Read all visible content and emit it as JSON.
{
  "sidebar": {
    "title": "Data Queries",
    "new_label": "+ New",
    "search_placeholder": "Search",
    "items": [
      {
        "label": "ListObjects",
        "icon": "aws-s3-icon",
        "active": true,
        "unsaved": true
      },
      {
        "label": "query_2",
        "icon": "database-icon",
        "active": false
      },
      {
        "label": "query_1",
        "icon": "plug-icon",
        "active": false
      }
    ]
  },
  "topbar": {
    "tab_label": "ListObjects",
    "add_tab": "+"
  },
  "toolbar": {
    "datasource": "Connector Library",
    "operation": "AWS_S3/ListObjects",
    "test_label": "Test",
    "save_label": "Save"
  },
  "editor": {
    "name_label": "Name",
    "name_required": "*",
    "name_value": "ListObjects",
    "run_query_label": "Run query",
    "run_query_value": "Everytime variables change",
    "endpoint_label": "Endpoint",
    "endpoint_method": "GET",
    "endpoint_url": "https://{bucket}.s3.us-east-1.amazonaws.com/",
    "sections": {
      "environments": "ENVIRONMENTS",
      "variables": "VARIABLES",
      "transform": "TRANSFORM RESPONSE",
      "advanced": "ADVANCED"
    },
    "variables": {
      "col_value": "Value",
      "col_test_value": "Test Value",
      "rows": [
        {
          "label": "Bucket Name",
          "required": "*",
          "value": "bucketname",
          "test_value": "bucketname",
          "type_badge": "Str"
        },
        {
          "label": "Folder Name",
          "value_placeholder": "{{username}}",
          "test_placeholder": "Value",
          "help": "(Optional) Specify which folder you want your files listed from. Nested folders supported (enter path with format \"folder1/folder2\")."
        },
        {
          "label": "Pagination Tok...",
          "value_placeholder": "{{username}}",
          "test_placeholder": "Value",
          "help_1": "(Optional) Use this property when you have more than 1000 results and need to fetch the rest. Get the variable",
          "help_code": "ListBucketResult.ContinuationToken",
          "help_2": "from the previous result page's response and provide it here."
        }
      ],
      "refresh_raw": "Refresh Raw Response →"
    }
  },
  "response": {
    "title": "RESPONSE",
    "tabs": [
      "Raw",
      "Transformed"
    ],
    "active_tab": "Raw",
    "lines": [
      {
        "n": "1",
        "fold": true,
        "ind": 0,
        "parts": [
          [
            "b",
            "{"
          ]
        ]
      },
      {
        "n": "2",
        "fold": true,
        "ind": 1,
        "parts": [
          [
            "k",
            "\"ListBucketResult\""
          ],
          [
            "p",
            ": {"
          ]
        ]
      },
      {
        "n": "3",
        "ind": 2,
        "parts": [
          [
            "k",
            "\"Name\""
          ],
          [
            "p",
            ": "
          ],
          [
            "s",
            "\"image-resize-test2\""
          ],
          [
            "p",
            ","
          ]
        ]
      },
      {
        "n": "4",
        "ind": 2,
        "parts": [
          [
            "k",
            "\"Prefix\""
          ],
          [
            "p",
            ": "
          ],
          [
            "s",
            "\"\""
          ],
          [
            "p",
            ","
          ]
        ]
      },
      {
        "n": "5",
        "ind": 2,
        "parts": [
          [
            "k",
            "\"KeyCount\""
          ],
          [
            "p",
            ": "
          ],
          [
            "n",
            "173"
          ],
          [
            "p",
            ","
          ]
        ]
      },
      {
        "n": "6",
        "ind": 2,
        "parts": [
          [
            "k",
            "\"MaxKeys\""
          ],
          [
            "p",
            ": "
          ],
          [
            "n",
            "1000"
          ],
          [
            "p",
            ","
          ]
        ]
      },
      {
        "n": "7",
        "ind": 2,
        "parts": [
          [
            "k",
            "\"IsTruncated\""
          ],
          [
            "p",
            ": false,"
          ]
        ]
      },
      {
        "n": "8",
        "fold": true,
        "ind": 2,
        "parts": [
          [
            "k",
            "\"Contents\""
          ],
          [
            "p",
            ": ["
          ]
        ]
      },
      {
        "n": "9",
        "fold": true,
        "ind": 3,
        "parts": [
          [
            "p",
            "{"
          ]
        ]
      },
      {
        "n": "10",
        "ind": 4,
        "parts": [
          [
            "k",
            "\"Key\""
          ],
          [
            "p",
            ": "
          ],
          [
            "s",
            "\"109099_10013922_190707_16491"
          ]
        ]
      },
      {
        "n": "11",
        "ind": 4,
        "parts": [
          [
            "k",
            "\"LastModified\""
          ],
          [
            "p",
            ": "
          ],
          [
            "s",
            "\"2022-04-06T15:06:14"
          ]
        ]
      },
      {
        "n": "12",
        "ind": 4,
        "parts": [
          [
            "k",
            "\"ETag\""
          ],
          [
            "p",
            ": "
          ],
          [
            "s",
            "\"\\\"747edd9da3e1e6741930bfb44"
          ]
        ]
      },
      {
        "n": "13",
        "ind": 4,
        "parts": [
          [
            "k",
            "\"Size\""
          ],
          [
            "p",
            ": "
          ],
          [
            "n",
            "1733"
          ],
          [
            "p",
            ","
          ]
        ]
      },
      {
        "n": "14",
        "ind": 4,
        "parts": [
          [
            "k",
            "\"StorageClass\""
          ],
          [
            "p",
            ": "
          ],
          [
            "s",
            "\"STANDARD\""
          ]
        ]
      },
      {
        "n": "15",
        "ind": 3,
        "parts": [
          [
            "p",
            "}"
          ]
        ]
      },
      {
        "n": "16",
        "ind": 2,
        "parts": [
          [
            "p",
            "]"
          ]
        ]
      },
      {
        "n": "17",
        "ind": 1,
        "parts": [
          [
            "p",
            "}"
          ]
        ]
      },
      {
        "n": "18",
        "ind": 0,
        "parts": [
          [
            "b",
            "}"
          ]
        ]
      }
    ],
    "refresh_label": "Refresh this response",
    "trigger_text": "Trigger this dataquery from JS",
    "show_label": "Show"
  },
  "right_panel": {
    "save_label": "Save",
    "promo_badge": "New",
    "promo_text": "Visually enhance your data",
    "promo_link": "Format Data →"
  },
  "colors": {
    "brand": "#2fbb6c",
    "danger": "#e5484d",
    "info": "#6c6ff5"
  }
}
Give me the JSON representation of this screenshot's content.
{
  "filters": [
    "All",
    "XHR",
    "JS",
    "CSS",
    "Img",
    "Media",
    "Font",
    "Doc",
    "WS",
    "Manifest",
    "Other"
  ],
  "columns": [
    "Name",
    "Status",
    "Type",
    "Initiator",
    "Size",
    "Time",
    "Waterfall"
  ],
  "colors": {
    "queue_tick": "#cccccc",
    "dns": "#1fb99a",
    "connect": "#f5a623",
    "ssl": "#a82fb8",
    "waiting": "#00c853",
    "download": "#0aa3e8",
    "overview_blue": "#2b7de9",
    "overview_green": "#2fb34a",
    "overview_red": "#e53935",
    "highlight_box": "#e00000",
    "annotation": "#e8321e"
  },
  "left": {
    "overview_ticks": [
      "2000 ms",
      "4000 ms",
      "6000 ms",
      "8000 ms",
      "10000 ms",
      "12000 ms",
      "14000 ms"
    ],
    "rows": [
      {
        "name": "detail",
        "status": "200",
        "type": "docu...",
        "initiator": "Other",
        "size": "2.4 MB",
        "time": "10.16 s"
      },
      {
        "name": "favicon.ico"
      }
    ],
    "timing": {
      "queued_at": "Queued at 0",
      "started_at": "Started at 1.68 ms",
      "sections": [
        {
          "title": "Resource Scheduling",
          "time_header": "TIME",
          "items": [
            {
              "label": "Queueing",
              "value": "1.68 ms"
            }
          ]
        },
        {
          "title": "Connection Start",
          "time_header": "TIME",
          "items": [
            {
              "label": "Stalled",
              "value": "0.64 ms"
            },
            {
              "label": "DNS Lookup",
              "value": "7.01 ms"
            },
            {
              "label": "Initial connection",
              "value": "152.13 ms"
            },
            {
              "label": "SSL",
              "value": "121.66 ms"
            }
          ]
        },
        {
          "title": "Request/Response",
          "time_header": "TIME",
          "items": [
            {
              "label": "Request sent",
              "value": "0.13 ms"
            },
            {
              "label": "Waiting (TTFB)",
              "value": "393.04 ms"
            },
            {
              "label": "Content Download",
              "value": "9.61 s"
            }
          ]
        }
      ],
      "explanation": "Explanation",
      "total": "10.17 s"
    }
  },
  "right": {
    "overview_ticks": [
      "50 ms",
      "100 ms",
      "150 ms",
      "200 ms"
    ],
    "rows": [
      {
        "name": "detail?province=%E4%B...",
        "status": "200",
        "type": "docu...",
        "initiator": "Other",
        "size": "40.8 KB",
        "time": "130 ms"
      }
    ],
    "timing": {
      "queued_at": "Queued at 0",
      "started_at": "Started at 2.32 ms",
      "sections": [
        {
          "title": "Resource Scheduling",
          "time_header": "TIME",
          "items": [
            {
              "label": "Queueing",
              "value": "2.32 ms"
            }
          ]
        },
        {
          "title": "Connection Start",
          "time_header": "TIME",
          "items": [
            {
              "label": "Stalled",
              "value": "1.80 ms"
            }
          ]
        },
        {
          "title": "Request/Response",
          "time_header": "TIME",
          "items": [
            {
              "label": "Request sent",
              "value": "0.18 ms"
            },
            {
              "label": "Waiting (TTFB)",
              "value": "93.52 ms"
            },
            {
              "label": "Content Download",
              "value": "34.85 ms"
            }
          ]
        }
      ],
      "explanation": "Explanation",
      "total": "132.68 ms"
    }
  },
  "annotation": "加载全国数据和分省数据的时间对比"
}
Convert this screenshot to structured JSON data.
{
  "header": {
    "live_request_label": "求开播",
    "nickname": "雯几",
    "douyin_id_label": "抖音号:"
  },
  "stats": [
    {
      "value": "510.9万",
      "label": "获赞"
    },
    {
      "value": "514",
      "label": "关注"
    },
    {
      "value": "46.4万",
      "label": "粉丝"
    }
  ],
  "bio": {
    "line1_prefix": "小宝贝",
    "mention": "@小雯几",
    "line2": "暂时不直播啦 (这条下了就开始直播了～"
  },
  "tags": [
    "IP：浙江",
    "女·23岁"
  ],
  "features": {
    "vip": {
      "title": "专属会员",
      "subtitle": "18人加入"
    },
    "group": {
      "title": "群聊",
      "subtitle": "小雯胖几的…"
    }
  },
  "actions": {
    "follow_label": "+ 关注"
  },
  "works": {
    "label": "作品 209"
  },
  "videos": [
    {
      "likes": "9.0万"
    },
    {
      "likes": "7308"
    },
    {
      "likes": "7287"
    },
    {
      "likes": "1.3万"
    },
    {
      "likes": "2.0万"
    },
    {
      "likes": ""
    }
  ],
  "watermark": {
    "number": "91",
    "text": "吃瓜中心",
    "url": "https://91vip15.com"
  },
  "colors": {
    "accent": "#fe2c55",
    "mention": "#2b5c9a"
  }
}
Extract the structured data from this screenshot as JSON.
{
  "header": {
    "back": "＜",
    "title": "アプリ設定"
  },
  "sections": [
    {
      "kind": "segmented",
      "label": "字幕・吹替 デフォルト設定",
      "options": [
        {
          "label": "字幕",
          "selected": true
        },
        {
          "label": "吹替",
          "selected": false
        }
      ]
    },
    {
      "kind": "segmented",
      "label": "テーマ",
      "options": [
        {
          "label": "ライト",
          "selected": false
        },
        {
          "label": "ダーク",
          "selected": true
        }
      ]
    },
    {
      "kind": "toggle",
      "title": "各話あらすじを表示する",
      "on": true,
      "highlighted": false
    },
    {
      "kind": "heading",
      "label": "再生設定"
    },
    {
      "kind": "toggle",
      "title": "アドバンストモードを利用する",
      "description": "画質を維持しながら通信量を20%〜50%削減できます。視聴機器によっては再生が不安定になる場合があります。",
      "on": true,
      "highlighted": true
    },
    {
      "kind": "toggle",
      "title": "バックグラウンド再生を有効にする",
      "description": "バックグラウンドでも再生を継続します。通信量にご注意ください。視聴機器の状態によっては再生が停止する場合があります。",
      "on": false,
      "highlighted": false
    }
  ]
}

- **Requirements**:
Lines of the material that contain the word "variables" are to be gathered.

- **Full answer**:
    "run_query_value": "Everytime variables change",
      "variables": "VARIABLES",
    "variables": {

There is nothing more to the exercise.